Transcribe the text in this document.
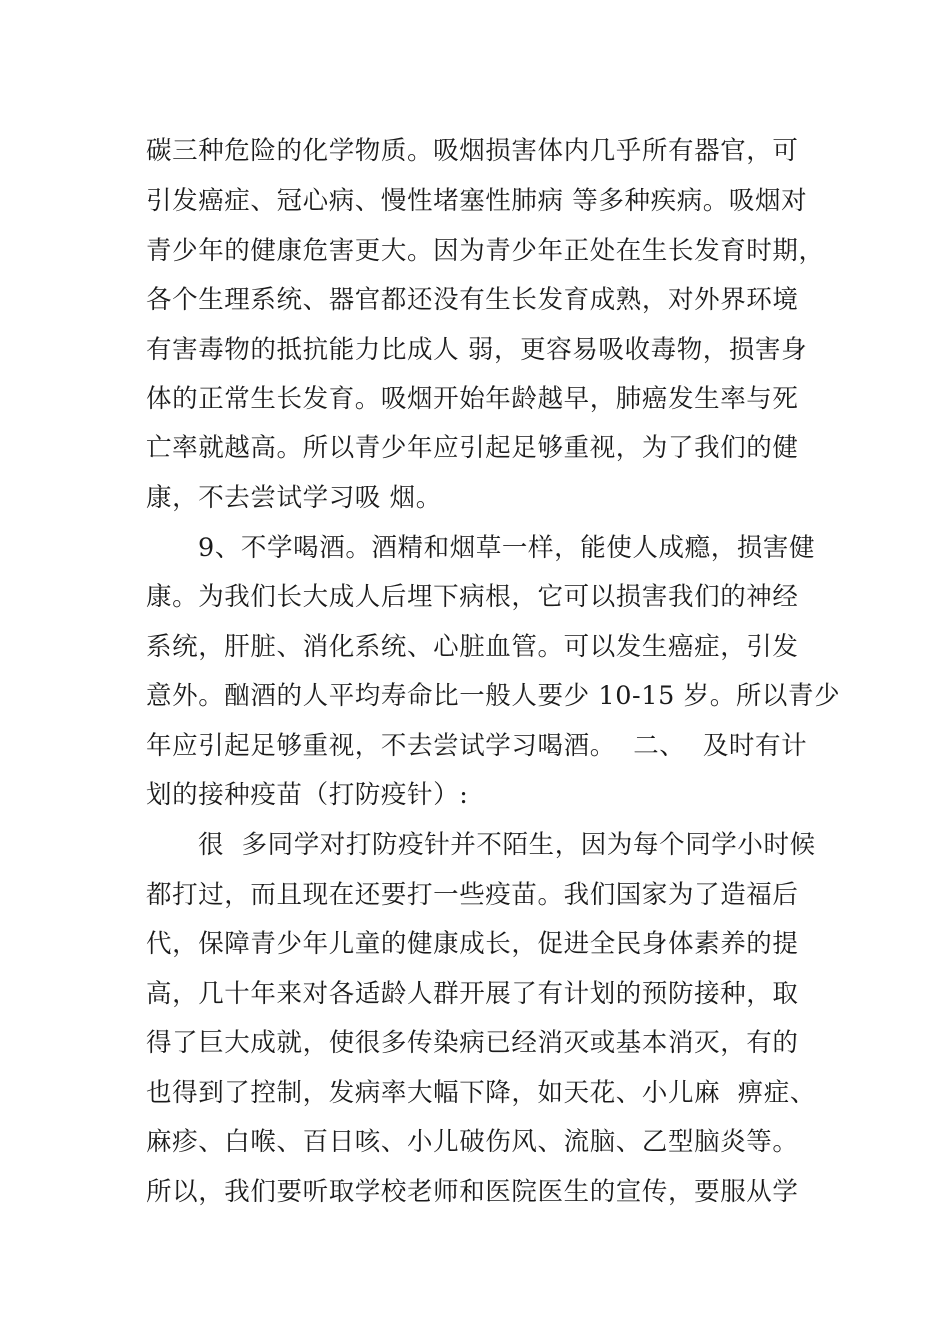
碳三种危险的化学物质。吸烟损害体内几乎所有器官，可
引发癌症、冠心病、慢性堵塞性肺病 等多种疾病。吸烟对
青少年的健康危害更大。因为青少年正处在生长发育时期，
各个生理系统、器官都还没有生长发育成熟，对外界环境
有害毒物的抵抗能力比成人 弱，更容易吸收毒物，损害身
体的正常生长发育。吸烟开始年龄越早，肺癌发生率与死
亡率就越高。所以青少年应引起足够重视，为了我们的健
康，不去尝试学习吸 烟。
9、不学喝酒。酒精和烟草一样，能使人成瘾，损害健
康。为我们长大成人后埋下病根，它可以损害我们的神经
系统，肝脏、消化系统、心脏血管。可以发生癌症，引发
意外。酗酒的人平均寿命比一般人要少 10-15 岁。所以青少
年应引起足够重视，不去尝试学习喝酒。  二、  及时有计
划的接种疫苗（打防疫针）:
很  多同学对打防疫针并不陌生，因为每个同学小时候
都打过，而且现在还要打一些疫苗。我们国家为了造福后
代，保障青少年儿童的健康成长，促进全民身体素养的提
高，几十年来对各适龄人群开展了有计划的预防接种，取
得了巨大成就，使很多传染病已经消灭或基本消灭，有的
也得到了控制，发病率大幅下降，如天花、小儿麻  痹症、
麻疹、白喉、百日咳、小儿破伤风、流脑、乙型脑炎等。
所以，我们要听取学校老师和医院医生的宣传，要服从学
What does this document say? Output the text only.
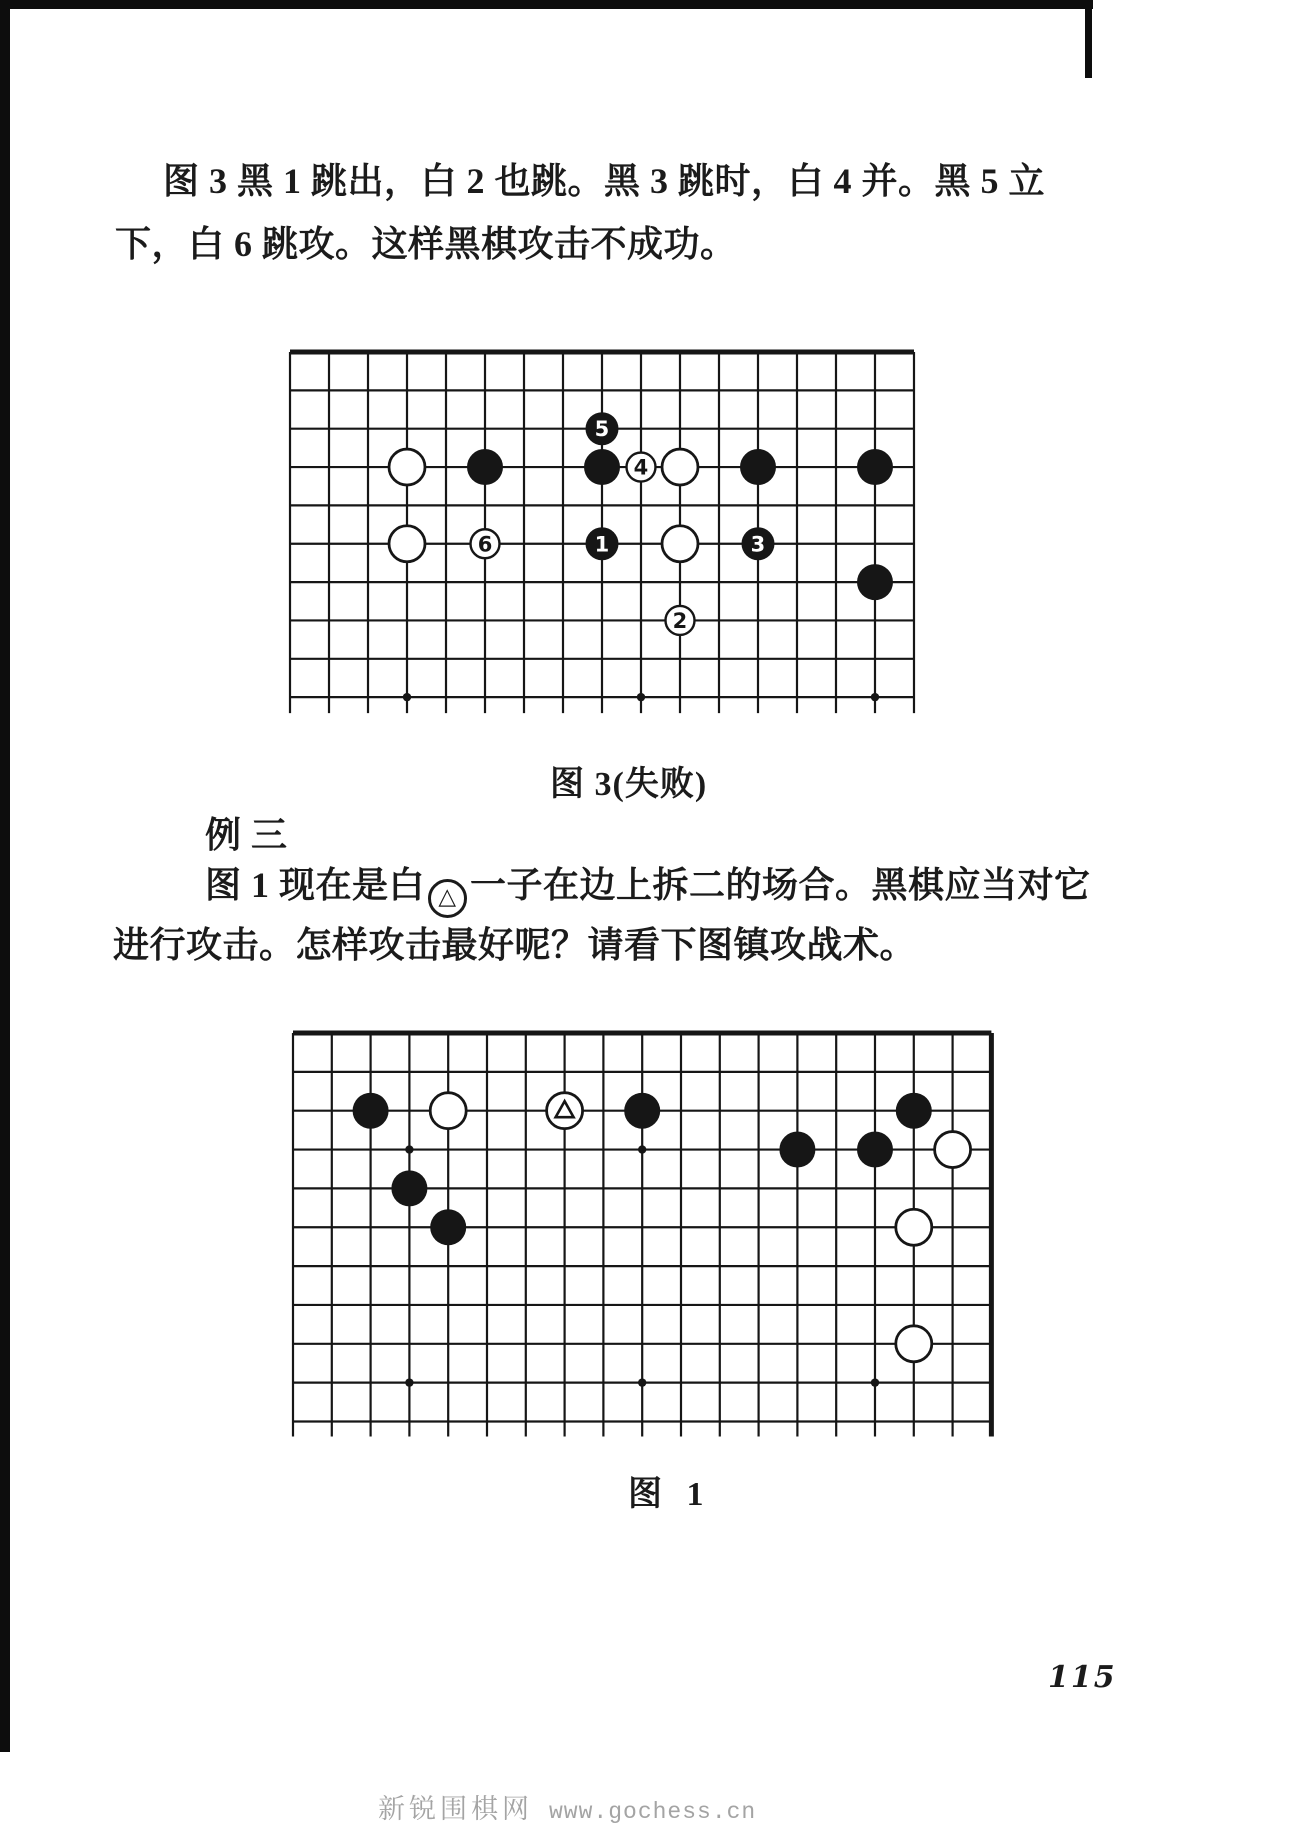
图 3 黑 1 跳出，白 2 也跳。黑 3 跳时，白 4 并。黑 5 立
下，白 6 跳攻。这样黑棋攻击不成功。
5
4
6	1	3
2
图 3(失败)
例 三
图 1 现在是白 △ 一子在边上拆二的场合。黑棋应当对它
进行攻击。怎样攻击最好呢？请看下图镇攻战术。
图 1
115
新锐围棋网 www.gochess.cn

----------------------------------------

== WHAT IS EXPECTED ==
Omit the pictures, then quote the rest of the material above exactly.

== WRITTEN RESPONSE ==
Transcribe the text in this document.
碳三种危险的化学物质。吸烟损害体内几乎所有器官，可
引发癌症、冠心病、慢性堵塞性肺病 等多种疾病。吸烟对
青少年的健康危害更大。因为青少年正处在生长发育时期，
各个生理系统、器官都还没有生长发育成熟，对外界环境
有害毒物的抵抗能力比成人 弱，更容易吸收毒物，损害身
体的正常生长发育。吸烟开始年龄越早，肺癌发生率与死
亡率就越高。所以青少年应引起足够重视，为了我们的健
康，不去尝试学习吸 烟。
9、不学喝酒。酒精和烟草一样，能使人成瘾，损害健
康。为我们长大成人后埋下病根，它可以损害我们的神经
系统，肝脏、消化系统、心脏血管。可以发生癌症，引发
意外。酗酒的人平均寿命比一般人要少 10-15 岁。所以青少
年应引起足够重视，不去尝试学习喝酒。  二、  及时有计
划的接种疫苗（打防疫针）:
很  多同学对打防疫针并不陌生，因为每个同学小时候
都打过，而且现在还要打一些疫苗。我们国家为了造福后
代，保障青少年儿童的健康成长，促进全民身体素养的提
高，几十年来对各适龄人群开展了有计划的预防接种，取
得了巨大成就，使很多传染病已经消灭或基本消灭，有的
也得到了控制，发病率大幅下降，如天花、小儿麻  痹症、
麻疹、白喉、百日咳、小儿破伤风、流脑、乙型脑炎等。
所以，我们要听取学校老师和医院医生的宣传，要服从学
What does this document say? Output the text only.
图 3 黑 1 跳出，白 2 也跳。黑 3 跳时，白 4 并。黑 5 立
下，白 6 跳攻。这样黑棋攻击不成功。
5
4
6	1	3
2
图 3(失败)
例 三
图 1 现在是白 △ 一子在边上拆二的场合。黑棋应当对它
进行攻击。怎样攻击最好呢？请看下图镇攻战术。
图 1
115
新锐围棋网 www.gochess.cn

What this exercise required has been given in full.